_Description of the task_
Reproduce all lines of the listing below in which the word "Produzione" occurs.

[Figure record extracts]
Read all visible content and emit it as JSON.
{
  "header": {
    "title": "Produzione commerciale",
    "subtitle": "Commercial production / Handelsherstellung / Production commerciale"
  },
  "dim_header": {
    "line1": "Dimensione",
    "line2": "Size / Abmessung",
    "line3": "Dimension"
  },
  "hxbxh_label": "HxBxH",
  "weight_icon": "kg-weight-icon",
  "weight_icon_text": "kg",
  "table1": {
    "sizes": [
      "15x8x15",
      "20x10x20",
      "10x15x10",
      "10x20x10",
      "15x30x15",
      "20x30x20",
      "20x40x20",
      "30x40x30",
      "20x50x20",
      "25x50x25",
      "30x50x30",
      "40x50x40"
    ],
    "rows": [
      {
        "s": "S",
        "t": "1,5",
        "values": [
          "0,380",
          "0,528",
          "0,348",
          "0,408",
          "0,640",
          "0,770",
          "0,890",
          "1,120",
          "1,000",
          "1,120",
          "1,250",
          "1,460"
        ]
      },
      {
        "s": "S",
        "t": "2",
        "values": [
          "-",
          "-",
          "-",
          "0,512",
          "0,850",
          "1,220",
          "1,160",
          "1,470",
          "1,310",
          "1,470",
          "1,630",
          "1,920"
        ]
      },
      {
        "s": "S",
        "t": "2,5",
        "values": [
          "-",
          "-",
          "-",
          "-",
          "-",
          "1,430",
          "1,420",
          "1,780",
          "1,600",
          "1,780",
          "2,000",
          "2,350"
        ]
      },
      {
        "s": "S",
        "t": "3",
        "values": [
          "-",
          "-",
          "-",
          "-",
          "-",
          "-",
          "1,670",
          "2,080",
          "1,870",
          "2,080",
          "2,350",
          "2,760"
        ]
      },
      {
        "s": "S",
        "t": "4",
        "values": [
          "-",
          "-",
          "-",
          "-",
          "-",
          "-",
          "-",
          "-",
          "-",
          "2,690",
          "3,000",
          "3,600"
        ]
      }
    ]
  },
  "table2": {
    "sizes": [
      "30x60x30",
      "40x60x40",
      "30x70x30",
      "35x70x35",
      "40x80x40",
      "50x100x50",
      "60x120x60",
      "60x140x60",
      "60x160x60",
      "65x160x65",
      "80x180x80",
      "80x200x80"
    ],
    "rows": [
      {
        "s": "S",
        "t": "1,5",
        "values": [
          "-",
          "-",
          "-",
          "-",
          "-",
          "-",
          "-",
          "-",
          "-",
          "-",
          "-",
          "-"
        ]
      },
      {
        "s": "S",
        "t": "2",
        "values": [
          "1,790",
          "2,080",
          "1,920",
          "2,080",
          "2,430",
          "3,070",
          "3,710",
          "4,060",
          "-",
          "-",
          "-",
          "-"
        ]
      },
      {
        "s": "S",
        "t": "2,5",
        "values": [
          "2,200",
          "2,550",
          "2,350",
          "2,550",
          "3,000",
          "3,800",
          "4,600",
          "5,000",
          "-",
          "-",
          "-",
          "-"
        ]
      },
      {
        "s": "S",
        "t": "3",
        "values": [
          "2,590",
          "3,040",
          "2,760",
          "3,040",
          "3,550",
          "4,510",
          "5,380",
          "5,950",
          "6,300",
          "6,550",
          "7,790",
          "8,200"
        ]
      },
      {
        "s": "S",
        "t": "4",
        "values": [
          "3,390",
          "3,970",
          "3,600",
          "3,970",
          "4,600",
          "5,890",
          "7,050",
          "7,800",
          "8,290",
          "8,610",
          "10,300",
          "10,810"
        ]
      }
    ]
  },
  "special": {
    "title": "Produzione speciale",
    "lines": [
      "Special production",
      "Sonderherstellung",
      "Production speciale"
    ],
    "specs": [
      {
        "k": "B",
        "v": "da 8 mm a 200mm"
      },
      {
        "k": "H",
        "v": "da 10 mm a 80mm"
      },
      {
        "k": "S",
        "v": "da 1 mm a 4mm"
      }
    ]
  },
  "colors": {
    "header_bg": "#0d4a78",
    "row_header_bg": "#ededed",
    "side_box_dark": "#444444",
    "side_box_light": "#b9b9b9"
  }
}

_The solution_
    "title": "Produzione commerciale",
    "title": "Produzione speciale",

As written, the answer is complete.